TRY IT:
If a line in the entries below includes "aanwezig", show that line.

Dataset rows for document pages
..............................

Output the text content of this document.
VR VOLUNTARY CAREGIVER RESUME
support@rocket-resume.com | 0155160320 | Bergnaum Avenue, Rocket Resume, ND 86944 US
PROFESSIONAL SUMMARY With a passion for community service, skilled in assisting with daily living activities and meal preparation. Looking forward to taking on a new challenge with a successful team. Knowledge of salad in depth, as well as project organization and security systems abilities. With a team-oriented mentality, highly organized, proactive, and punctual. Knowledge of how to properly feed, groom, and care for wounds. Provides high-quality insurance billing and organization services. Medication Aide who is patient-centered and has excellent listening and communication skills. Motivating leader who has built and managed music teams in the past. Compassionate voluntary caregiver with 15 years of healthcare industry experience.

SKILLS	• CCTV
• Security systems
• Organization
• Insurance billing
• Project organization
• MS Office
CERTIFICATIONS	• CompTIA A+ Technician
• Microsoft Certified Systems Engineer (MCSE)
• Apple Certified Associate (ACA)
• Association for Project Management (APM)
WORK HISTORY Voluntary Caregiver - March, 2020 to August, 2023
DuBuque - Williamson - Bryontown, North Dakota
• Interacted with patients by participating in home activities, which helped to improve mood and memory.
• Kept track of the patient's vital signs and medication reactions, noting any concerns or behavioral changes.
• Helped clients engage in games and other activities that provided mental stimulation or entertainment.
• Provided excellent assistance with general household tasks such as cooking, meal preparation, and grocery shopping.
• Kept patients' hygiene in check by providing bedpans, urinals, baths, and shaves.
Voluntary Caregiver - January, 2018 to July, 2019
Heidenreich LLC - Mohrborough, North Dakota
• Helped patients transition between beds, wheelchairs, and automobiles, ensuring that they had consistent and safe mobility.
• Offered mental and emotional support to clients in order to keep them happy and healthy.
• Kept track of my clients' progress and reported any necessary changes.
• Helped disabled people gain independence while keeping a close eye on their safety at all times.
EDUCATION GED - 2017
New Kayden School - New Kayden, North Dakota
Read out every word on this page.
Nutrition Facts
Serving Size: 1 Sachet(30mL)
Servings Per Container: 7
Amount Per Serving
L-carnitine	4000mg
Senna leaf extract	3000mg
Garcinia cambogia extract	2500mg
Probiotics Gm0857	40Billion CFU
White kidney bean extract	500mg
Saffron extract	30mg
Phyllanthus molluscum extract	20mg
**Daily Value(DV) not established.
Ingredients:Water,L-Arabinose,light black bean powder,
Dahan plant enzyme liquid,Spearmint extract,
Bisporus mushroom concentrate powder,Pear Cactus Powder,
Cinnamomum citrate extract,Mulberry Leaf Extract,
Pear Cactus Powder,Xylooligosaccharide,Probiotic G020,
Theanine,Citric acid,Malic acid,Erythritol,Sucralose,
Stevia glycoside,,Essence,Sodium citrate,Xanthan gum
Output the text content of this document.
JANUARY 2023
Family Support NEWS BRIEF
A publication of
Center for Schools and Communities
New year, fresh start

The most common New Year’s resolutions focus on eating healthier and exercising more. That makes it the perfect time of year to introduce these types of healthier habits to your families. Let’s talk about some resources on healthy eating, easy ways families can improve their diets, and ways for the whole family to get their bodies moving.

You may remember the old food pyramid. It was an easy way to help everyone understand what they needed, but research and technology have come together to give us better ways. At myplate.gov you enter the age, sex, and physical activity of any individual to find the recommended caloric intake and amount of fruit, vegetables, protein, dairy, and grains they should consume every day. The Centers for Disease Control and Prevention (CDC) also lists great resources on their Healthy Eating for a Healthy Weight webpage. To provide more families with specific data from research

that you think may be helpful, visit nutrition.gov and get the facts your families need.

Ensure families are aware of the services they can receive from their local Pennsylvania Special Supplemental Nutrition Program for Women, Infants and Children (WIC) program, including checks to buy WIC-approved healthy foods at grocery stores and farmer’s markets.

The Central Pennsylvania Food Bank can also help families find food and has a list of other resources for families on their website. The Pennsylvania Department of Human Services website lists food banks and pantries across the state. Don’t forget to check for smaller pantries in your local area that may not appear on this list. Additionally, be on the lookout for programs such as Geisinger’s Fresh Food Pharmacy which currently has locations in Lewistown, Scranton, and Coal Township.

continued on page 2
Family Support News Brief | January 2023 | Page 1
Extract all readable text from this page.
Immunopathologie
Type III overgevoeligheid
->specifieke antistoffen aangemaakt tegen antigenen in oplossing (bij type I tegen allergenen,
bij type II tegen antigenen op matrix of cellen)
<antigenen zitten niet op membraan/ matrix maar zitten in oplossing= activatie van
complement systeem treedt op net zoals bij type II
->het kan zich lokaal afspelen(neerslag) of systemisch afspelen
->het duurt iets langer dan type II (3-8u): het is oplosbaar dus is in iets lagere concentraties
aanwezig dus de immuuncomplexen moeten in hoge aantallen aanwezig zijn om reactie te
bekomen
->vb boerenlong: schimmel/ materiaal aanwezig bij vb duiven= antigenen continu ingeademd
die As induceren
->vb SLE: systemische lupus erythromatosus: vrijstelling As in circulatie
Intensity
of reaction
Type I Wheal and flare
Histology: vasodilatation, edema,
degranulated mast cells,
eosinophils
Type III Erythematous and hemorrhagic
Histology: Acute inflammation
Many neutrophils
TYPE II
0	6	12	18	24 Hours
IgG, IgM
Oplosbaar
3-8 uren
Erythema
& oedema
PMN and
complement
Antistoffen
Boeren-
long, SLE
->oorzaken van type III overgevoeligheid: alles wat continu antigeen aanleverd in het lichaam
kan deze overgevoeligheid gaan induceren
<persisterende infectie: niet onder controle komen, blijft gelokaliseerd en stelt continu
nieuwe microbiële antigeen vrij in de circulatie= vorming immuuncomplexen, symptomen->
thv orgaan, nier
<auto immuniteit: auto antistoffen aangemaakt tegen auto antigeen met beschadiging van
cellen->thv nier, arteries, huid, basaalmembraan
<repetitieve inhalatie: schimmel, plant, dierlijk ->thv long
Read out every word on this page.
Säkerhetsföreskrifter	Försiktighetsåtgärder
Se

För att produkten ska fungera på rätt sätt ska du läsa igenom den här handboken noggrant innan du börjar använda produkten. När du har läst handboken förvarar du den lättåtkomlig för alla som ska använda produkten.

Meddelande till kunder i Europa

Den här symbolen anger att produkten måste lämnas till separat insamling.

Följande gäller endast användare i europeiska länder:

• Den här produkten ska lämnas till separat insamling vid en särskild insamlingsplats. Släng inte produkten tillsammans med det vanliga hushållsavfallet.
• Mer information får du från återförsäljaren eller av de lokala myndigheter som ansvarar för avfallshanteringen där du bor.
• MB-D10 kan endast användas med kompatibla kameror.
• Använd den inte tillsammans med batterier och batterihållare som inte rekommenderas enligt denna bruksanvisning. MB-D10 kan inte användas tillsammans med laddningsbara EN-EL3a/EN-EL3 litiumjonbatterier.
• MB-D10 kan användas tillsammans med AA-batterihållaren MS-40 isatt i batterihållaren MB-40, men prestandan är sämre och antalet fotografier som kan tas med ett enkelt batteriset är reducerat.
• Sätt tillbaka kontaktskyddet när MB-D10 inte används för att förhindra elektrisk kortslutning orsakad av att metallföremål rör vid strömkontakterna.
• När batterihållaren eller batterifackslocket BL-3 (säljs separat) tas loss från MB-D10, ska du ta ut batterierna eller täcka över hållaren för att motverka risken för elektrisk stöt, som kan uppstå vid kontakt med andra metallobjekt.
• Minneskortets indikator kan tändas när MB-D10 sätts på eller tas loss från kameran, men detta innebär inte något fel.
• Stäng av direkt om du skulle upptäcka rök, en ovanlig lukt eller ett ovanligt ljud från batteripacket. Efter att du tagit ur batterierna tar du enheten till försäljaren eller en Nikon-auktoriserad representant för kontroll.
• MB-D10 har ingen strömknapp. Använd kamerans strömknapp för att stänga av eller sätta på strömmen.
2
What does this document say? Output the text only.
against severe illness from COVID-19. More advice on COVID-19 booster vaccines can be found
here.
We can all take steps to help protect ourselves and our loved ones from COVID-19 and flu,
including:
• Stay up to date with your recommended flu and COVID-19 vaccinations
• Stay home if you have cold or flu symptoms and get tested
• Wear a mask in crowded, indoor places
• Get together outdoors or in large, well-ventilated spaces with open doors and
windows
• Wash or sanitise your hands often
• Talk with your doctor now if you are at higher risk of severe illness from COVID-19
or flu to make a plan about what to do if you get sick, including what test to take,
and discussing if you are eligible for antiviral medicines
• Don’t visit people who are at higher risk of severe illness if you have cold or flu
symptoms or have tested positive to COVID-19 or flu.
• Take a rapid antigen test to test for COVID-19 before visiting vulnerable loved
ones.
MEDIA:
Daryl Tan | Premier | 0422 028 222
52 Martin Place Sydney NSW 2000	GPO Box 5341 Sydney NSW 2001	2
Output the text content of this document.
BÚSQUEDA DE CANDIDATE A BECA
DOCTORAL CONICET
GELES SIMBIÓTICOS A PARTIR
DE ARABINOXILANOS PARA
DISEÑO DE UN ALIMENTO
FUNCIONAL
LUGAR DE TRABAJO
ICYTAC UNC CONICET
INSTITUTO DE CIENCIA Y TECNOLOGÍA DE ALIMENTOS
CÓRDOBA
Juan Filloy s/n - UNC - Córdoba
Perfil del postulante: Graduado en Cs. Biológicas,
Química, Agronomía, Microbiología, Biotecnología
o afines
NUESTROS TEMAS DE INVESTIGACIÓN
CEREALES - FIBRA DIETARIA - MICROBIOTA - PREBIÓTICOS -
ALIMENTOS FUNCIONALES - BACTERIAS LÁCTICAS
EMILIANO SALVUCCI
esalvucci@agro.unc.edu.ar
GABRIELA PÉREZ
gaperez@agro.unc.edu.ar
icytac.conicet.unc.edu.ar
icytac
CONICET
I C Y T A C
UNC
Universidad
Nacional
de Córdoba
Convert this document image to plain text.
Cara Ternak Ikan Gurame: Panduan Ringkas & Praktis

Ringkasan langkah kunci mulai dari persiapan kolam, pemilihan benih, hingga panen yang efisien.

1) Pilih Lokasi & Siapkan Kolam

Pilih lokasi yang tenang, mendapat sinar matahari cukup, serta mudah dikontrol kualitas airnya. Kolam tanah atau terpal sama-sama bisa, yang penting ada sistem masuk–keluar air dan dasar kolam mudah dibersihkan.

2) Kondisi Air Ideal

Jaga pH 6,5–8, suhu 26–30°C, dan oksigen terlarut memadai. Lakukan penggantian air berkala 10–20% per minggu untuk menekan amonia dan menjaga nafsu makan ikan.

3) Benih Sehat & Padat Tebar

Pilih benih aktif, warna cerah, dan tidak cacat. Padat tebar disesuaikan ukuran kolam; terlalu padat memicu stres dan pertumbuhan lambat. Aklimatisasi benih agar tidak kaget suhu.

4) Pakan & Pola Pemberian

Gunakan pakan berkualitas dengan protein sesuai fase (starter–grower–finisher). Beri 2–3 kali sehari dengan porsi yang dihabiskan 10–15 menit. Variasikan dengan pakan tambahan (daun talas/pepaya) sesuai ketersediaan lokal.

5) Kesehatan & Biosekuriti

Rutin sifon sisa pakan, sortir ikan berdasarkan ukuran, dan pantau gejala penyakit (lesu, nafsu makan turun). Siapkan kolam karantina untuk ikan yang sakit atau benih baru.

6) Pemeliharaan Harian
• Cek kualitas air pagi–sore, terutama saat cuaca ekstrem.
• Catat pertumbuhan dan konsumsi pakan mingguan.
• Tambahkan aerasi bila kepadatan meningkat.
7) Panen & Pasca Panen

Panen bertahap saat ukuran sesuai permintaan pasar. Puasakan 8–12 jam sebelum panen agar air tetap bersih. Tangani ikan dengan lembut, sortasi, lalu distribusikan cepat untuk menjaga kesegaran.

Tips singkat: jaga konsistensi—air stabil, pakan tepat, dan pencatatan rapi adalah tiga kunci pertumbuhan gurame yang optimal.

..............................

OUTPUT FOR THIS TASK:
aanwezig dus de immuuncomplexen moeten in hoge aantallen aanwezig zijn om reactie te
->vb boerenlong: schimmel/ materiaal aanwezig bij vb duiven= antigenen continu ingeademd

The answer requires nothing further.